■ **INSTRUCTION**: Below is a block of records; return all of them exactly, but without the images.

■ **DATA**:
════════════════
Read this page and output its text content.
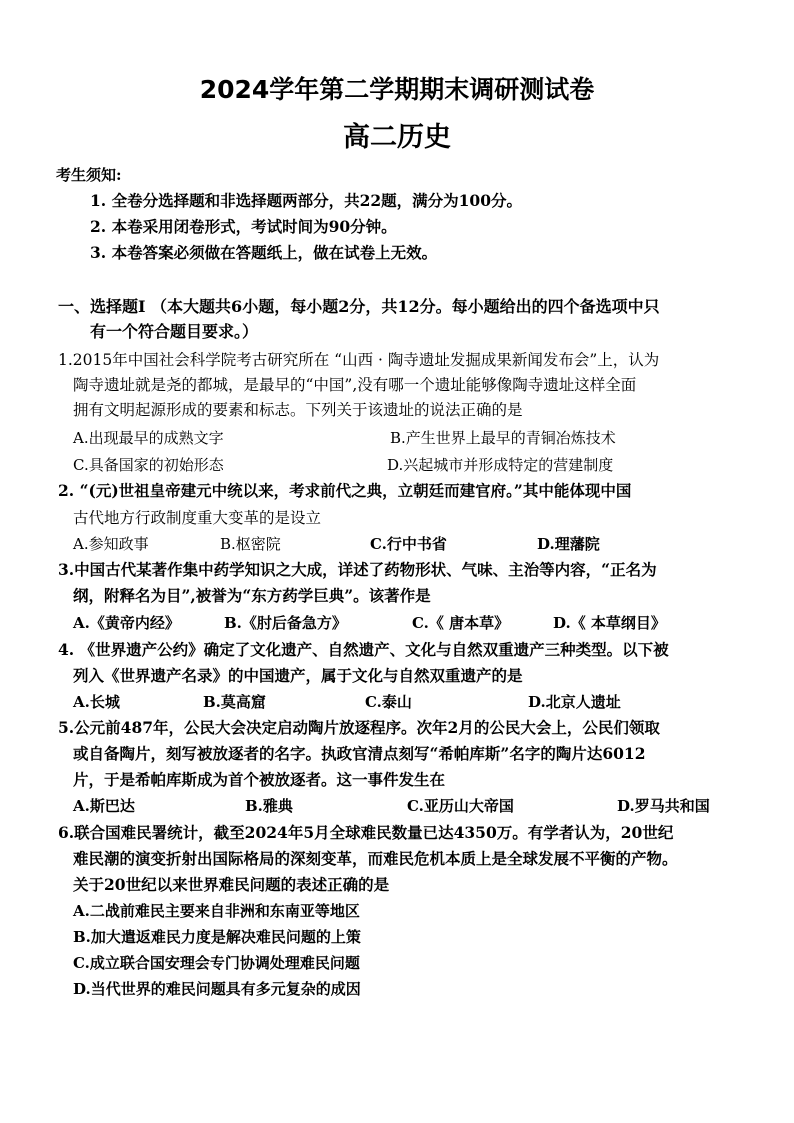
2024学年第二学期期末调研测试卷
高二历史
考生须知:
1. 全卷分选择题和非选择题两部分，共22题，满分为100分。
2. 本卷采用闭卷形式，考试时间为90分钟。
3. 本卷答案必须做在答题纸上，做在试卷上无效。
一、选择题I （本大题共6小题，每小题2分，共12分。每小题给出的四个备选项中只
有一个符合题目要求。）
1.2015年中国社会科学院考古研究所在 “山西 · 陶寺遗址发掘成果新闻发布会”上，认为
陶寺遗址就是尧的都城，是最早的“中国”,没有哪一个遗址能够像陶寺遗址这样全面
拥有文明起源形成的要素和标志。下列关于该遗址的说法正确的是
A.出现最早的成熟文字	B.产生世界上最早的青铜冶炼技术
C.具备国家的初始形态	D.兴起城市并形成特定的营建制度
2. “(元)世祖皇帝建元中统以来，考求前代之典，立朝廷而建官府。”其中能体现中国
古代地方行政制度重大变革的是设立
A.参知政事	B.枢密院	C.行中书省	D.理藩院
3.中国古代某著作集中药学知识之大成，详述了药物形状、气味、主治等内容，“正名为
纲，附释名为目”,被誉为“东方药学巨典”。该著作是
A.《黄帝内经》	B.《肘后备急方》	C.《 唐本草》	D.《 本草纲目》
4. 《世界遗产公约》确定了文化遗产、自然遗产、文化与自然双重遗产三种类型。以下被
列入《世界遗产名录》的中国遗产，属于文化与自然双重遗产的是
A.长城	B.莫高窟	C.泰山	D.北京人遗址
5.公元前487年，公民大会决定启动陶片放逐程序。次年2月的公民大会上，公民们领取
或自备陶片，刻写被放逐者的名字。执政官清点刻写“希帕库斯”名字的陶片达6012
片，于是希帕库斯成为首个被放逐者。这一事件发生在
A.斯巴达	B.雅典	C.亚历山大帝国	D.罗马共和国
6.联合国难民署统计，截至2024年5月全球难民数量已达4350万。有学者认为，20世纪
难民潮的演变折射出国际格局的深刻变革，而难民危机本质上是全球发展不平衡的产物。
关于20世纪以来世界难民问题的表述正确的是
A.二战前难民主要来自非洲和东南亚等地区
B.加大遣返难民力度是解决难民问题的上策
C.成立联合国安理会专门协调处理难民问题
D.当代世界的难民问题具有多元复杂的成因
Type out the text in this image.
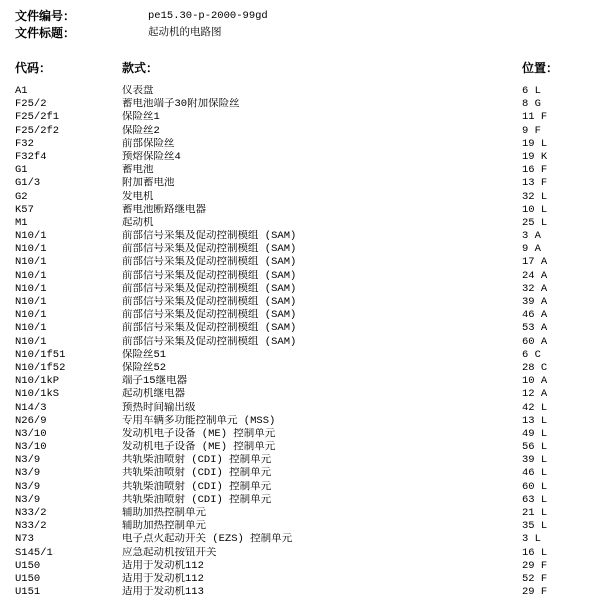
文件编号：	pe15.30-p-2000-99gd
文件标题：	起动机的电路图
代码：	款式：	位置：
A1	仪表盘	6 L
F25/2	蓄电池端子30附加保险丝	8 G
F25/2f1	保险丝1	11 F
F25/2f2	保险丝2	9 F
F32	前部保险丝	19 L
F32f4	预熔保险丝4	19 K
G1	蓄电池	16 F
G1/3	附加蓄电池	13 F
G2	发电机	32 L
K57	蓄电池断路继电器	10 L
M1	起动机	25 L
N10/1	前部信号采集及促动控制模组 (SAM)	3 A
N10/1	前部信号采集及促动控制模组 (SAM)	9 A
N10/1	前部信号采集及促动控制模组 (SAM)	17 A
N10/1	前部信号采集及促动控制模组 (SAM)	24 A
N10/1	前部信号采集及促动控制模组 (SAM)	32 A
N10/1	前部信号采集及促动控制模组 (SAM)	39 A
N10/1	前部信号采集及促动控制模组 (SAM)	46 A
N10/1	前部信号采集及促动控制模组 (SAM)	53 A
N10/1	前部信号采集及促动控制模组 (SAM)	60 A
N10/1f51	保险丝51	6 C
N10/1f52	保险丝52	28 C
N10/1kP	端子15继电器	10 A
N10/1kS	起动机继电器	12 A
N14/3	预热时间输出级	42 L
N26/9	专用车辆多功能控制单元 (MSS)	13 L
N3/10	发动机电子设备 (ME) 控制单元	49 L
N3/10	发动机电子设备 (ME) 控制单元	56 L
N3/9	共轨柴油喷射 (CDI) 控制单元	39 L
N3/9	共轨柴油喷射 (CDI) 控制单元	46 L
N3/9	共轨柴油喷射 (CDI) 控制单元	60 L
N3/9	共轨柴油喷射 (CDI) 控制单元	63 L
N33/2	辅助加热控制单元	21 L
N33/2	辅助加热控制单元	35 L
N73	电子点火起动开关 (EZS) 控制单元	3 L
S145/1	应急起动机按钮开关	16 L
U150	适用于发动机112	29 F
U150	适用于发动机112	52 F
U151	适用于发动机113	29 F
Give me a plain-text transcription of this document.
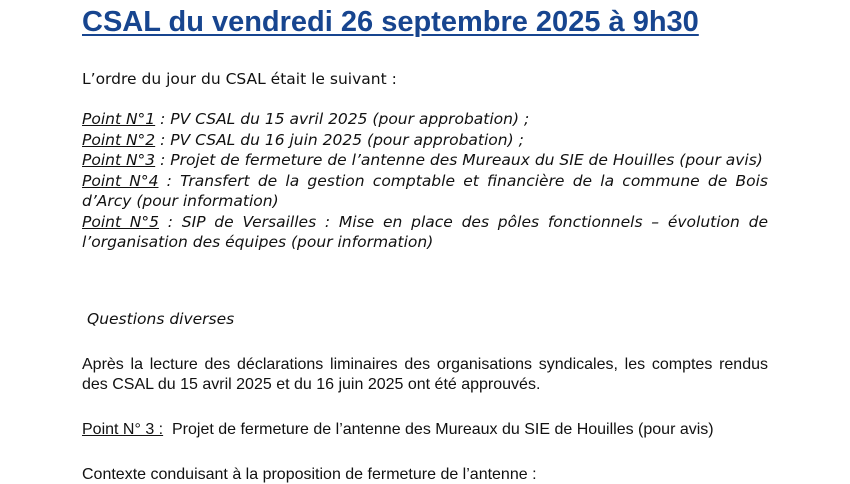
CSAL du vendredi 26 septembre 2025 à 9h30
L’ordre du jour du CSAL était le suivant :
Point N°1 : PV CSAL du 15 avril 2025 (pour approbation) ;
Point N°2 : PV CSAL du 16 juin 2025 (pour approbation) ;
Point N°3 : Projet de fermeture de l’antenne des Mureaux du SIE de Houilles (pour avis)
Point N°4 : Transfert de la gestion comptable et financière de la commune de Bois d’Arcy (pour information)
Point N°5 : SIP de Versailles : Mise en place des pôles fonctionnels – évolution de l’organisation des équipes (pour information)
Questions diverses
Après la lecture des déclarations liminaires des organisations syndicales, les comptes rendus des CSAL du 15 avril 2025 et du 16 juin 2025 ont été approuvés.
Point N° 3 :  Projet de fermeture de l’antenne des Mureaux du SIE de Houilles (pour avis)
Contexte conduisant à la proposition de fermeture de l’antenne :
════════════════
■ **RESPONSE**:
Read this page and output its text content.
2024学年第二学期期末调研测试卷
高二历史
考生须知:
1. 全卷分选择题和非选择题两部分，共22题，满分为100分。
2. 本卷采用闭卷形式，考试时间为90分钟。
3. 本卷答案必须做在答题纸上，做在试卷上无效。
一、选择题I （本大题共6小题，每小题2分，共12分。每小题给出的四个备选项中只
有一个符合题目要求。）
1.2015年中国社会科学院考古研究所在 “山西 · 陶寺遗址发掘成果新闻发布会”上，认为
陶寺遗址就是尧的都城，是最早的“中国”,没有哪一个遗址能够像陶寺遗址这样全面
拥有文明起源形成的要素和标志。下列关于该遗址的说法正确的是
A.出现最早的成熟文字	B.产生世界上最早的青铜冶炼技术
C.具备国家的初始形态	D.兴起城市并形成特定的营建制度
2. “(元)世祖皇帝建元中统以来，考求前代之典，立朝廷而建官府。”其中能体现中国
古代地方行政制度重大变革的是设立
A.参知政事	B.枢密院	C.行中书省	D.理藩院
3.中国古代某著作集中药学知识之大成，详述了药物形状、气味、主治等内容，“正名为
纲，附释名为目”,被誉为“东方药学巨典”。该著作是
A.《黄帝内经》	B.《肘后备急方》	C.《 唐本草》	D.《 本草纲目》
4. 《世界遗产公约》确定了文化遗产、自然遗产、文化与自然双重遗产三种类型。以下被
列入《世界遗产名录》的中国遗产，属于文化与自然双重遗产的是
A.长城	B.莫高窟	C.泰山	D.北京人遗址
5.公元前487年，公民大会决定启动陶片放逐程序。次年2月的公民大会上，公民们领取
或自备陶片，刻写被放逐者的名字。执政官清点刻写“希帕库斯”名字的陶片达6012
片，于是希帕库斯成为首个被放逐者。这一事件发生在
A.斯巴达	B.雅典	C.亚历山大帝国	D.罗马共和国
6.联合国难民署统计，截至2024年5月全球难民数量已达4350万。有学者认为，20世纪
难民潮的演变折射出国际格局的深刻变革，而难民危机本质上是全球发展不平衡的产物。
关于20世纪以来世界难民问题的表述正确的是
A.二战前难民主要来自非洲和东南亚等地区
B.加大遣返难民力度是解决难民问题的上策
C.成立联合国安理会专门协调处理难民问题
D.当代世界的难民问题具有多元复杂的成因
Type out the text in this image.
文件编号：	pe15.30-p-2000-99gd
文件标题：	起动机的电路图
代码：	款式：	位置：
A1	仪表盘	6 L
F25/2	蓄电池端子30附加保险丝	8 G
F25/2f1	保险丝1	11 F
F25/2f2	保险丝2	9 F
F32	前部保险丝	19 L
F32f4	预熔保险丝4	19 K
G1	蓄电池	16 F
G1/3	附加蓄电池	13 F
G2	发电机	32 L
K57	蓄电池断路继电器	10 L
M1	起动机	25 L
N10/1	前部信号采集及促动控制模组 (SAM)	3 A
N10/1	前部信号采集及促动控制模组 (SAM)	9 A
N10/1	前部信号采集及促动控制模组 (SAM)	17 A
N10/1	前部信号采集及促动控制模组 (SAM)	24 A
N10/1	前部信号采集及促动控制模组 (SAM)	32 A
N10/1	前部信号采集及促动控制模组 (SAM)	39 A
N10/1	前部信号采集及促动控制模组 (SAM)	46 A
N10/1	前部信号采集及促动控制模组 (SAM)	53 A
N10/1	前部信号采集及促动控制模组 (SAM)	60 A
N10/1f51	保险丝51	6 C
N10/1f52	保险丝52	28 C
N10/1kP	端子15继电器	10 A
N10/1kS	起动机继电器	12 A
N14/3	预热时间输出级	42 L
N26/9	专用车辆多功能控制单元 (MSS)	13 L
N3/10	发动机电子设备 (ME) 控制单元	49 L
N3/10	发动机电子设备 (ME) 控制单元	56 L
N3/9	共轨柴油喷射 (CDI) 控制单元	39 L
N3/9	共轨柴油喷射 (CDI) 控制单元	46 L
N3/9	共轨柴油喷射 (CDI) 控制单元	60 L
N3/9	共轨柴油喷射 (CDI) 控制单元	63 L
N33/2	辅助加热控制单元	21 L
N33/2	辅助加热控制单元	35 L
N73	电子点火起动开关 (EZS) 控制单元	3 L
S145/1	应急起动机按钮开关	16 L
U150	适用于发动机112	29 F
U150	适用于发动机112	52 F
U151	适用于发动机113	29 F
Give me a plain-text transcription of this document.
CSAL du vendredi 26 septembre 2025 à 9h30
L’ordre du jour du CSAL était le suivant :
Point N°1 : PV CSAL du 15 avril 2025 (pour approbation) ;
Point N°2 : PV CSAL du 16 juin 2025 (pour approbation) ;
Point N°3 : Projet de fermeture de l’antenne des Mureaux du SIE de Houilles (pour avis)
Point N°4 : Transfert de la gestion comptable et financière de la commune de Bois d’Arcy (pour information)
Point N°5 : SIP de Versailles : Mise en place des pôles fonctionnels – évolution de l’organisation des équipes (pour information)
Questions diverses
Après la lecture des déclarations liminaires des organisations syndicales, les comptes rendus des CSAL du 15 avril 2025 et du 16 juin 2025 ont été approuvés.
Point N° 3 :  Projet de fermeture de l’antenne des Mureaux du SIE de Houilles (pour avis)
Contexte conduisant à la proposition de fermeture de l’antenne :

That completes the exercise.